Data extracted from a collection
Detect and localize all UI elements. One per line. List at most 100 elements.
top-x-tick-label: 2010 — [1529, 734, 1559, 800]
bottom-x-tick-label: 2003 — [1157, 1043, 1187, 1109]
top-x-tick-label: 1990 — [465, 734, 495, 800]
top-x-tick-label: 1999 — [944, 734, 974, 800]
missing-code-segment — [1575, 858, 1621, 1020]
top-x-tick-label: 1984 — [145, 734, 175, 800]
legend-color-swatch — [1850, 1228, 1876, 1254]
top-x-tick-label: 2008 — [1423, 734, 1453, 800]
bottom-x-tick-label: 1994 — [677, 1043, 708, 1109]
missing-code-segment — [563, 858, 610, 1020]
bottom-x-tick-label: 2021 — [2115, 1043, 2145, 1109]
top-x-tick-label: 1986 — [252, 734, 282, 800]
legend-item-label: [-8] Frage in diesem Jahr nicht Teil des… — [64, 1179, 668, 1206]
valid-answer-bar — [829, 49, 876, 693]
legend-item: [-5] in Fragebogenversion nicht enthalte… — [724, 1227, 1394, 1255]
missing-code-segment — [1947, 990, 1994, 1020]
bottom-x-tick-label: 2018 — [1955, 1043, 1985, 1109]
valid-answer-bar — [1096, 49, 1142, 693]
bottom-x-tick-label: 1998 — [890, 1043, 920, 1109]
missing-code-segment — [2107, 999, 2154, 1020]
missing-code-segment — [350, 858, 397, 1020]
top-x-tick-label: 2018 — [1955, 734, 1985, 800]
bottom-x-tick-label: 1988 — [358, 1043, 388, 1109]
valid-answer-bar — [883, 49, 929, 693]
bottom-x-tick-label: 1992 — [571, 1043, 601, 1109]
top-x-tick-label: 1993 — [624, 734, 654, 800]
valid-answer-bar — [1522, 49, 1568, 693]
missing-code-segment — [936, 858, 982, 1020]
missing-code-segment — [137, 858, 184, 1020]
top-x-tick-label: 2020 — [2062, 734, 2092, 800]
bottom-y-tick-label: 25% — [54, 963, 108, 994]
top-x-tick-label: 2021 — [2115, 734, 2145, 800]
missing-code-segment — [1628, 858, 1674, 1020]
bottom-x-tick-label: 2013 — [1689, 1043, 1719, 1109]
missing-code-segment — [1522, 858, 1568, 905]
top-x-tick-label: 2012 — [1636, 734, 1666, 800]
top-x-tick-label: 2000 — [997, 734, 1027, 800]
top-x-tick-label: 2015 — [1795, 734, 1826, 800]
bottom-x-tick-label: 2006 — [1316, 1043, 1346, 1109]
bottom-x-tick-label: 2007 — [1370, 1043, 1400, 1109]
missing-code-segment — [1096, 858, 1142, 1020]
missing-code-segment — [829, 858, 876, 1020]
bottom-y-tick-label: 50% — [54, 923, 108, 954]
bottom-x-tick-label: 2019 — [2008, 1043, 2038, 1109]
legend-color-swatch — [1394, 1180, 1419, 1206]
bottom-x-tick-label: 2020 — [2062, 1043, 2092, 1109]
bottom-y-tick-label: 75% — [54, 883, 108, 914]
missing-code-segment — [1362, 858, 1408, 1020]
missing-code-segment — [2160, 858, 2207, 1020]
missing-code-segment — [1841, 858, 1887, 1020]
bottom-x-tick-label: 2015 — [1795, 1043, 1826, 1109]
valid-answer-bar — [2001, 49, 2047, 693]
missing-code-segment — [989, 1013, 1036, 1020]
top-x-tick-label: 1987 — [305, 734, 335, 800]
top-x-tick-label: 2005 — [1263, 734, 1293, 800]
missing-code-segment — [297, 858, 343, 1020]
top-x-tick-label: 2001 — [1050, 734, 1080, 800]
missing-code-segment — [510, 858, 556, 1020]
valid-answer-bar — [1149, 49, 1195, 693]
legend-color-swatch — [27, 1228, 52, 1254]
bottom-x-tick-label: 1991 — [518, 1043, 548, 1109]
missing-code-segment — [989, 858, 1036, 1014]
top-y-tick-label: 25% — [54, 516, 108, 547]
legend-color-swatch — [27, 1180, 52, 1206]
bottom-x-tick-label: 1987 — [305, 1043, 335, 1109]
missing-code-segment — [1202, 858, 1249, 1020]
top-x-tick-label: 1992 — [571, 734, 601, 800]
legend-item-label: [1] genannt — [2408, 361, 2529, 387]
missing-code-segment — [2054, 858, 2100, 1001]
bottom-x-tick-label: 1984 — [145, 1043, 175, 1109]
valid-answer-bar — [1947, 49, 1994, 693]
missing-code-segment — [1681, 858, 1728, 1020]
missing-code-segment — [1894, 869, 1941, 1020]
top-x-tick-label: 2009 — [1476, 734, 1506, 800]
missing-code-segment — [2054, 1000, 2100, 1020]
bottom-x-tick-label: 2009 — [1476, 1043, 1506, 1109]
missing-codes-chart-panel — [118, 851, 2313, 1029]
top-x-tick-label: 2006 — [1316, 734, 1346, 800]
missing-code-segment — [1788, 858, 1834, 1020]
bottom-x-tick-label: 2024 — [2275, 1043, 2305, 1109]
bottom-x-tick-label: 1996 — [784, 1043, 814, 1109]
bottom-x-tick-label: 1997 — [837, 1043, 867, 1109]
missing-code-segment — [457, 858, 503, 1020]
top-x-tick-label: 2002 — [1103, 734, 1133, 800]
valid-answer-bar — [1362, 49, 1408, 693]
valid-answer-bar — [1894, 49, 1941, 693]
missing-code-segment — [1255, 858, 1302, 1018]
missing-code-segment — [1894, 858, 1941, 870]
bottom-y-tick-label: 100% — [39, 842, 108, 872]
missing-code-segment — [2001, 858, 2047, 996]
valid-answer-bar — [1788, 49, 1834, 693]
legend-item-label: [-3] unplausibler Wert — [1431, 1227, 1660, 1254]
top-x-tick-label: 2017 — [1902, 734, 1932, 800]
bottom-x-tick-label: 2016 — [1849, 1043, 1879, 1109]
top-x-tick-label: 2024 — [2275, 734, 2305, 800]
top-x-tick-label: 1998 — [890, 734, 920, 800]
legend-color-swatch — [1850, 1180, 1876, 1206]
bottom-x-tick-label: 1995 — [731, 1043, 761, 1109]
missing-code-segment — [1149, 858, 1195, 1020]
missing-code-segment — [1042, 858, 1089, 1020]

## TASK DIRECTIONS
Take everything from the start of the records down to the line containing "legend-item: [-5] in", switch each "top-x-tick-label" to "upper-x-tick-label", and write those lines out again with nothing else changed.

## EXERCISE RESPONSE
Detect and localize all UI elements. One per line. List at most 100 elements.
upper-x-tick-label: 2010 — [1529, 734, 1559, 800]
bottom-x-tick-label: 2003 — [1157, 1043, 1187, 1109]
upper-x-tick-label: 1990 — [465, 734, 495, 800]
upper-x-tick-label: 1999 — [944, 734, 974, 800]
missing-code-segment — [1575, 858, 1621, 1020]
upper-x-tick-label: 1984 — [145, 734, 175, 800]
legend-color-swatch — [1850, 1228, 1876, 1254]
upper-x-tick-label: 2008 — [1423, 734, 1453, 800]
bottom-x-tick-label: 1994 — [677, 1043, 708, 1109]
missing-code-segment — [563, 858, 610, 1020]
bottom-x-tick-label: 2021 — [2115, 1043, 2145, 1109]
upper-x-tick-label: 1986 — [252, 734, 282, 800]
legend-item-label: [-8] Frage in diesem Jahr nicht Teil des… — [64, 1179, 668, 1206]
valid-answer-bar — [829, 49, 876, 693]
legend-item: [-5] in Fragebogenversion nicht enthalte… — [724, 1227, 1394, 1255]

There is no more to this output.